■ **Problem to work on**: Set the following entries down again exactly, line by line.
>> start Data in this exercise
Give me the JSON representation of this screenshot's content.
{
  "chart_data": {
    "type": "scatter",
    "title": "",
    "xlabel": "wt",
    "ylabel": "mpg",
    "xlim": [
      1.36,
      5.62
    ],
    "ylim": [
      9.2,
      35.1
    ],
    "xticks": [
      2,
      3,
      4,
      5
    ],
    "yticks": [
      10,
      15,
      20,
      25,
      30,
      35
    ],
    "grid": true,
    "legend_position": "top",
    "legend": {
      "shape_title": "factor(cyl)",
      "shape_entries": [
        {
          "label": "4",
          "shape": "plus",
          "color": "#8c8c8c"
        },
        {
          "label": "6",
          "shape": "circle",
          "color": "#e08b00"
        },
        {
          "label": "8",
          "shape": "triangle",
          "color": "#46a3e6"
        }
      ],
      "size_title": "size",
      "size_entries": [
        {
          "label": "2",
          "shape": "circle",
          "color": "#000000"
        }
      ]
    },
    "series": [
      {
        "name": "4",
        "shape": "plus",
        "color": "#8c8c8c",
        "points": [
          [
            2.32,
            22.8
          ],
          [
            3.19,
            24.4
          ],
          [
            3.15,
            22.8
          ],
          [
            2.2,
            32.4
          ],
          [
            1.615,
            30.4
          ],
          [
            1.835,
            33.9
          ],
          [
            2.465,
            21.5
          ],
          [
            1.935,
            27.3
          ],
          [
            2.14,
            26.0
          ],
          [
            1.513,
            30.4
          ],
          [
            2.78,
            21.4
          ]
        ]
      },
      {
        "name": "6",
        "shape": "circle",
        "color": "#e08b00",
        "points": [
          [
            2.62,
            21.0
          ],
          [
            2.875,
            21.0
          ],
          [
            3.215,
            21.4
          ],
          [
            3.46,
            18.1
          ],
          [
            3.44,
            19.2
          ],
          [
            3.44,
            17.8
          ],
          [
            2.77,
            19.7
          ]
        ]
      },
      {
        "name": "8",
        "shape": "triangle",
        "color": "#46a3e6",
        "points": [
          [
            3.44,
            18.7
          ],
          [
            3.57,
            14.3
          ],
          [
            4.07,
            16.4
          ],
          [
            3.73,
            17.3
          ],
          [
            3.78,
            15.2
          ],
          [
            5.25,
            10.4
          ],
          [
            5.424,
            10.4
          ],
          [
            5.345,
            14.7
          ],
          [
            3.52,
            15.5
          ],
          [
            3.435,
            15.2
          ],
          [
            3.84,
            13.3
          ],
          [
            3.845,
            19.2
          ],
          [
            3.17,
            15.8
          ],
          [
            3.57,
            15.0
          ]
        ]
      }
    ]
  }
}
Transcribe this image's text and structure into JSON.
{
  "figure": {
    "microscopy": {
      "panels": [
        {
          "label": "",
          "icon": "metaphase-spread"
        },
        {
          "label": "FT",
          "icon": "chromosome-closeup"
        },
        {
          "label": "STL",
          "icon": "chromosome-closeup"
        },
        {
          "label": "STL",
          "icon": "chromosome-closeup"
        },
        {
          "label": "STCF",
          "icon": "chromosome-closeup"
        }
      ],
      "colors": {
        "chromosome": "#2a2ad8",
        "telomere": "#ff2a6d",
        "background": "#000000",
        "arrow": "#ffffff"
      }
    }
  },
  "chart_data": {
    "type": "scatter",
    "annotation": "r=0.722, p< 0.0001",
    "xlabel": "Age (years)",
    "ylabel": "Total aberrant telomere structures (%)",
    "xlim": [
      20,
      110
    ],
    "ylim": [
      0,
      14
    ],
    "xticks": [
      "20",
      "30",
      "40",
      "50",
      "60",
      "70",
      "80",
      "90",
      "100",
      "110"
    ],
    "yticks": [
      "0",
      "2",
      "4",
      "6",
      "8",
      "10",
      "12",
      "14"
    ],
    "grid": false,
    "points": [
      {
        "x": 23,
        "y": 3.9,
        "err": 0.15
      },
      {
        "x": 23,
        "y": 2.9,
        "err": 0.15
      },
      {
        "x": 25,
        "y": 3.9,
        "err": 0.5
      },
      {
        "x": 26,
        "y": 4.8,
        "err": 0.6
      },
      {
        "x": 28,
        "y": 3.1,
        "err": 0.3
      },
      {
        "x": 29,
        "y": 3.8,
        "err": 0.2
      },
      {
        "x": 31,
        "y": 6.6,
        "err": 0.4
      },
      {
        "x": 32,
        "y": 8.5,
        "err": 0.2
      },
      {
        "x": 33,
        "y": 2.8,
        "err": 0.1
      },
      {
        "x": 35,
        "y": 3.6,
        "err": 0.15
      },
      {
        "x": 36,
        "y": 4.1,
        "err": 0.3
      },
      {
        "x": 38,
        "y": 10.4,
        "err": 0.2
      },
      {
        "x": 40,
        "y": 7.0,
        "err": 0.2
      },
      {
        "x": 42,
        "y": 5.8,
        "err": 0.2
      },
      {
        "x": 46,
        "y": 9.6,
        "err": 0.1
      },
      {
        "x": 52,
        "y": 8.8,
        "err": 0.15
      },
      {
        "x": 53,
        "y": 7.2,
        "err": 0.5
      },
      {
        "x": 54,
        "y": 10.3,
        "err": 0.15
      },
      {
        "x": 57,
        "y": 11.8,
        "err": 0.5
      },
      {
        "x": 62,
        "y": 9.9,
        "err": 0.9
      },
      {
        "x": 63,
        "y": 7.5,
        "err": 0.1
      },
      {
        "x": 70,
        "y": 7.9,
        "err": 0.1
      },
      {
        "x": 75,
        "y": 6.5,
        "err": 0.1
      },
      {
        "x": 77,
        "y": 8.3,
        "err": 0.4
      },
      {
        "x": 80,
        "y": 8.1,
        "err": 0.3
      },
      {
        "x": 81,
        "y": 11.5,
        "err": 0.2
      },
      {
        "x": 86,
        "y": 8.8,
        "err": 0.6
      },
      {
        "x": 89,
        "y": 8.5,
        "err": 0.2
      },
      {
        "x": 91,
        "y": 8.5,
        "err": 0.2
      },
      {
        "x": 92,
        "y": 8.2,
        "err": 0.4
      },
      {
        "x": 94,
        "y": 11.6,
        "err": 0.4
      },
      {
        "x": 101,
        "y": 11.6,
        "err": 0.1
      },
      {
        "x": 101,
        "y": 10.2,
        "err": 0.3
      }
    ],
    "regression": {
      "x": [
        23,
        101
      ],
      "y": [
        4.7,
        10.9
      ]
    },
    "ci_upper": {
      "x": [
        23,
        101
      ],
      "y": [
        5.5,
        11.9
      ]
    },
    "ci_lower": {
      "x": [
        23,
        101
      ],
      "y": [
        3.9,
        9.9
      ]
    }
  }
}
>> end Data in this exercise
■ **The reply**:
Give me the JSON representation of this screenshot's content.
{
  "chart_data": {
    "type": "scatter",
    "title": "",
    "xlabel": "wt",
    "ylabel": "mpg",
    "xlim": [
      1.36,
      5.62
    ],
    "ylim": [
      9.2,
      35.1
    ],
    "xticks": [
      2,
      3,
      4,
      5
    ],
    "yticks": [
      10,
      15,
      20,
      25,
      30,
      35
    ],
    "grid": true,
    "legend_position": "top",
    "legend": {
      "shape_title": "factor(cyl)",
      "shape_entries": [
        {
          "label": "4",
          "shape": "plus",
          "color": "#8c8c8c"
        },
        {
          "label": "6",
          "shape": "circle",
          "color": "#e08b00"
        },
        {
          "label": "8",
          "shape": "triangle",
          "color": "#46a3e6"
        }
      ],
      "size_title": "size",
      "size_entries": [
        {
          "label": "2",
          "shape": "circle",
          "color": "#000000"
        }
      ]
    },
    "series": [
      {
        "name": "4",
        "shape": "plus",
        "color": "#8c8c8c",
        "points": [
          [
            2.32,
            22.8
          ],
          [
            3.19,
            24.4
          ],
          [
            3.15,
            22.8
          ],
          [
            2.2,
            32.4
          ],
          [
            1.615,
            30.4
          ],
          [
            1.835,
            33.9
          ],
          [
            2.465,
            21.5
          ],
          [
            1.935,
            27.3
          ],
          [
            2.14,
            26.0
          ],
          [
            1.513,
            30.4
          ],
          [
            2.78,
            21.4
          ]
        ]
      },
      {
        "name": "6",
        "shape": "circle",
        "color": "#e08b00",
        "points": [
          [
            2.62,
            21.0
          ],
          [
            2.875,
            21.0
          ],
          [
            3.215,
            21.4
          ],
          [
            3.46,
            18.1
          ],
          [
            3.44,
            19.2
          ],
          [
            3.44,
            17.8
          ],
          [
            2.77,
            19.7
          ]
        ]
      },
      {
        "name": "8",
        "shape": "triangle",
        "color": "#46a3e6",
        "points": [
          [
            3.44,
            18.7
          ],
          [
            3.57,
            14.3
          ],
          [
            4.07,
            16.4
          ],
          [
            3.73,
            17.3
          ],
          [
            3.78,
            15.2
          ],
          [
            5.25,
            10.4
          ],
          [
            5.424,
            10.4
          ],
          [
            5.345,
            14.7
          ],
          [
            3.52,
            15.5
          ],
          [
            3.435,
            15.2
          ],
          [
            3.84,
            13.3
          ],
          [
            3.845,
            19.2
          ],
          [
            3.17,
            15.8
          ],
          [
            3.57,
            15.0
          ]
        ]
      }
    ]
  }
}
Transcribe this image's text and structure into JSON.
{
  "figure": {
    "microscopy": {
      "panels": [
        {
          "label": "",
          "icon": "metaphase-spread"
        },
        {
          "label": "FT",
          "icon": "chromosome-closeup"
        },
        {
          "label": "STL",
          "icon": "chromosome-closeup"
        },
        {
          "label": "STL",
          "icon": "chromosome-closeup"
        },
        {
          "label": "STCF",
          "icon": "chromosome-closeup"
        }
      ],
      "colors": {
        "chromosome": "#2a2ad8",
        "telomere": "#ff2a6d",
        "background": "#000000",
        "arrow": "#ffffff"
      }
    }
  },
  "chart_data": {
    "type": "scatter",
    "annotation": "r=0.722, p< 0.0001",
    "xlabel": "Age (years)",
    "ylabel": "Total aberrant telomere structures (%)",
    "xlim": [
      20,
      110
    ],
    "ylim": [
      0,
      14
    ],
    "xticks": [
      "20",
      "30",
      "40",
      "50",
      "60",
      "70",
      "80",
      "90",
      "100",
      "110"
    ],
    "yticks": [
      "0",
      "2",
      "4",
      "6",
      "8",
      "10",
      "12",
      "14"
    ],
    "grid": false,
    "points": [
      {
        "x": 23,
        "y": 3.9,
        "err": 0.15
      },
      {
        "x": 23,
        "y": 2.9,
        "err": 0.15
      },
      {
        "x": 25,
        "y": 3.9,
        "err": 0.5
      },
      {
        "x": 26,
        "y": 4.8,
        "err": 0.6
      },
      {
        "x": 28,
        "y": 3.1,
        "err": 0.3
      },
      {
        "x": 29,
        "y": 3.8,
        "err": 0.2
      },
      {
        "x": 31,
        "y": 6.6,
        "err": 0.4
      },
      {
        "x": 32,
        "y": 8.5,
        "err": 0.2
      },
      {
        "x": 33,
        "y": 2.8,
        "err": 0.1
      },
      {
        "x": 35,
        "y": 3.6,
        "err": 0.15
      },
      {
        "x": 36,
        "y": 4.1,
        "err": 0.3
      },
      {
        "x": 38,
        "y": 10.4,
        "err": 0.2
      },
      {
        "x": 40,
        "y": 7.0,
        "err": 0.2
      },
      {
        "x": 42,
        "y": 5.8,
        "err": 0.2
      },
      {
        "x": 46,
        "y": 9.6,
        "err": 0.1
      },
      {
        "x": 52,
        "y": 8.8,
        "err": 0.15
      },
      {
        "x": 53,
        "y": 7.2,
        "err": 0.5
      },
      {
        "x": 54,
        "y": 10.3,
        "err": 0.15
      },
      {
        "x": 57,
        "y": 11.8,
        "err": 0.5
      },
      {
        "x": 62,
        "y": 9.9,
        "err": 0.9
      },
      {
        "x": 63,
        "y": 7.5,
        "err": 0.1
      },
      {
        "x": 70,
        "y": 7.9,
        "err": 0.1
      },
      {
        "x": 75,
        "y": 6.5,
        "err": 0.1
      },
      {
        "x": 77,
        "y": 8.3,
        "err": 0.4
      },
      {
        "x": 80,
        "y": 8.1,
        "err": 0.3
      },
      {
        "x": 81,
        "y": 11.5,
        "err": 0.2
      },
      {
        "x": 86,
        "y": 8.8,
        "err": 0.6
      },
      {
        "x": 89,
        "y": 8.5,
        "err": 0.2
      },
      {
        "x": 91,
        "y": 8.5,
        "err": 0.2
      },
      {
        "x": 92,
        "y": 8.2,
        "err": 0.4
      },
      {
        "x": 94,
        "y": 11.6,
        "err": 0.4
      },
      {
        "x": 101,
        "y": 11.6,
        "err": 0.1
      },
      {
        "x": 101,
        "y": 10.2,
        "err": 0.3
      }
    ],
    "regression": {
      "x": [
        23,
        101
      ],
      "y": [
        4.7,
        10.9
      ]
    },
    "ci_upper": {
      "x": [
        23,
        101
      ],
      "y": [
        5.5,
        11.9
      ]
    },
    "ci_lower": {
      "x": [
        23,
        101
      ],
      "y": [
        3.9,
        9.9
      ]
    }
  }
}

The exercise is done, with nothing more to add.